[Records from a data collection]

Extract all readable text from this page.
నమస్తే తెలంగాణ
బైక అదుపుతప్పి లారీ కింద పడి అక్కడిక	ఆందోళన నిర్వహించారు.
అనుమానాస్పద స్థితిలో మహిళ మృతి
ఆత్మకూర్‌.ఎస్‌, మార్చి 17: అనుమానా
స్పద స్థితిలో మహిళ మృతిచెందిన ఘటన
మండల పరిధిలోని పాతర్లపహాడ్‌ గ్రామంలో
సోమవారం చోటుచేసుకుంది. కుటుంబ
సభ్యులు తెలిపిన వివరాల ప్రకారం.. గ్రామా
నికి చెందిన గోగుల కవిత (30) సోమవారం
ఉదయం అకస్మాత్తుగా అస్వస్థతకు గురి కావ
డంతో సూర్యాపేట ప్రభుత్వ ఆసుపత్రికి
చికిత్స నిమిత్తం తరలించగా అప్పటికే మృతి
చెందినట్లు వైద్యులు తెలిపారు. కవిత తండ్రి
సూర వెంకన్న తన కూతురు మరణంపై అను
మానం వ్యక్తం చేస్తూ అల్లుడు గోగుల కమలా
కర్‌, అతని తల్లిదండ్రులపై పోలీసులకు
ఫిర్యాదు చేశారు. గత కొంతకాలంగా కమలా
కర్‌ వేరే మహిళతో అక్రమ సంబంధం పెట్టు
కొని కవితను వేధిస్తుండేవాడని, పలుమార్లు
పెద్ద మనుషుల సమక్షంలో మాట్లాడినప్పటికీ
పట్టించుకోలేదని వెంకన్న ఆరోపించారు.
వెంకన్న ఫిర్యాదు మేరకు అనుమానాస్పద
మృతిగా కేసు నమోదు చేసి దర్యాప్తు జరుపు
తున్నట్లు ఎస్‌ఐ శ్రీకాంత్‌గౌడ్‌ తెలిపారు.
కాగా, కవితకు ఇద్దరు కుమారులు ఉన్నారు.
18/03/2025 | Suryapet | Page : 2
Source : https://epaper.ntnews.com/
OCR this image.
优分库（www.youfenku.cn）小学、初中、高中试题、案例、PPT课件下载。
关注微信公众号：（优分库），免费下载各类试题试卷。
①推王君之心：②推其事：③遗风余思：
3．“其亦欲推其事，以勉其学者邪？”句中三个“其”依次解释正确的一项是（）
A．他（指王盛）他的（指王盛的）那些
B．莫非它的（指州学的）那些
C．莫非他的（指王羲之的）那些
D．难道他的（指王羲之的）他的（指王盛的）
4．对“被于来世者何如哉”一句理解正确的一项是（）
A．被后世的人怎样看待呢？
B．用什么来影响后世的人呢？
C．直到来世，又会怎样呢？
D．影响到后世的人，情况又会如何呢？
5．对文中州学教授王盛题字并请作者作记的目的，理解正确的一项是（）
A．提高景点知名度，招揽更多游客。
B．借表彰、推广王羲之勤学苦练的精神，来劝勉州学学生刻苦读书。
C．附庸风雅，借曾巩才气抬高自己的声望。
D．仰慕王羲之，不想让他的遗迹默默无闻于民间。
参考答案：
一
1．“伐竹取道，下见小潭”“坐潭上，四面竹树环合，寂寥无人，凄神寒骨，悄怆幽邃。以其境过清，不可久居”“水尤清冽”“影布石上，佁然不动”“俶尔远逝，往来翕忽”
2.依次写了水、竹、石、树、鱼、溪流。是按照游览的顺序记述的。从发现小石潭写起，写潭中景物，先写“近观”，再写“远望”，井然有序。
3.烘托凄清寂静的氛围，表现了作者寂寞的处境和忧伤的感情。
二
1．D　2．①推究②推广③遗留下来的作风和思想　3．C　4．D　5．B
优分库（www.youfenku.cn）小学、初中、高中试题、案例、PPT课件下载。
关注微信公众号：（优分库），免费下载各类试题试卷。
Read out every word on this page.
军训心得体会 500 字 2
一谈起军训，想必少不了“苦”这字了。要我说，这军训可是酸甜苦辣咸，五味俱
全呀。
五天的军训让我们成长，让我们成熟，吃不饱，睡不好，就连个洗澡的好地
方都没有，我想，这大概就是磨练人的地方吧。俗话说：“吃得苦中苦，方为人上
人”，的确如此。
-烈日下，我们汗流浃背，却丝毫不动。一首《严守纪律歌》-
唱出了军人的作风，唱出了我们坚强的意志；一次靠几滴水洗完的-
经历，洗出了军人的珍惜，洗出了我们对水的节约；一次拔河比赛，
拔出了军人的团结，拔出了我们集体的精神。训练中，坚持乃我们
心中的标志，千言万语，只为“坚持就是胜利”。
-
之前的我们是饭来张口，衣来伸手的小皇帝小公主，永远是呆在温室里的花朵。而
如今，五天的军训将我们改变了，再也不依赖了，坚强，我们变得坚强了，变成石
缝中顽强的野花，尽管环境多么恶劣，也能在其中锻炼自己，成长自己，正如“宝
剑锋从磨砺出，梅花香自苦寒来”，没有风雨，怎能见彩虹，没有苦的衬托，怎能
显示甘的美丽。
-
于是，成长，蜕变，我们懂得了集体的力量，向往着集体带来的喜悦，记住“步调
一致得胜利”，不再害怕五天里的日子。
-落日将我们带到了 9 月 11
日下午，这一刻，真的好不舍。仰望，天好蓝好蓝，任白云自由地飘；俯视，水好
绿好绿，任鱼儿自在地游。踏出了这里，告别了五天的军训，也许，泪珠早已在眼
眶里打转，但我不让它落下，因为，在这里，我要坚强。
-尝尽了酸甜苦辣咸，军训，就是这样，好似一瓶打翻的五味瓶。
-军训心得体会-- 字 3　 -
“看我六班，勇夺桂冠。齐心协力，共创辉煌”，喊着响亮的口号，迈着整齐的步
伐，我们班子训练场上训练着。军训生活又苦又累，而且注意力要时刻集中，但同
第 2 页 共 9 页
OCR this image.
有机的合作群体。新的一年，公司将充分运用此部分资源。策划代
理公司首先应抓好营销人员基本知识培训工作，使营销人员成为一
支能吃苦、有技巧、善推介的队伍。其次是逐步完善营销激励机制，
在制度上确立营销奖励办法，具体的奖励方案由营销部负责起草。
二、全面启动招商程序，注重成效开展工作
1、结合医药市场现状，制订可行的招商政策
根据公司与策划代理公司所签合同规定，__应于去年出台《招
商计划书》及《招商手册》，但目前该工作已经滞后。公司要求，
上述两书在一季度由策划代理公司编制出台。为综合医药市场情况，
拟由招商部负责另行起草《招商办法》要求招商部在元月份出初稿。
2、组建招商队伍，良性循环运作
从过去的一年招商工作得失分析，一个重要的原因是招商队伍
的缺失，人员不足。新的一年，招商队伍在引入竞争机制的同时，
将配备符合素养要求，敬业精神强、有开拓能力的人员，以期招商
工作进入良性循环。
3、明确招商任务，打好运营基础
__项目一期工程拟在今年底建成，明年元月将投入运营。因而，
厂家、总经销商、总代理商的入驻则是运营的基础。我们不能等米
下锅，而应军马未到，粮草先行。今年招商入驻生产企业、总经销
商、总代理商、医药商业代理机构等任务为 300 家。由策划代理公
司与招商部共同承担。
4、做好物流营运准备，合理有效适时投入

• **The problem**
Tell how many lines of the records above hold the string "this". Give no other text.

• **Problem solution**
4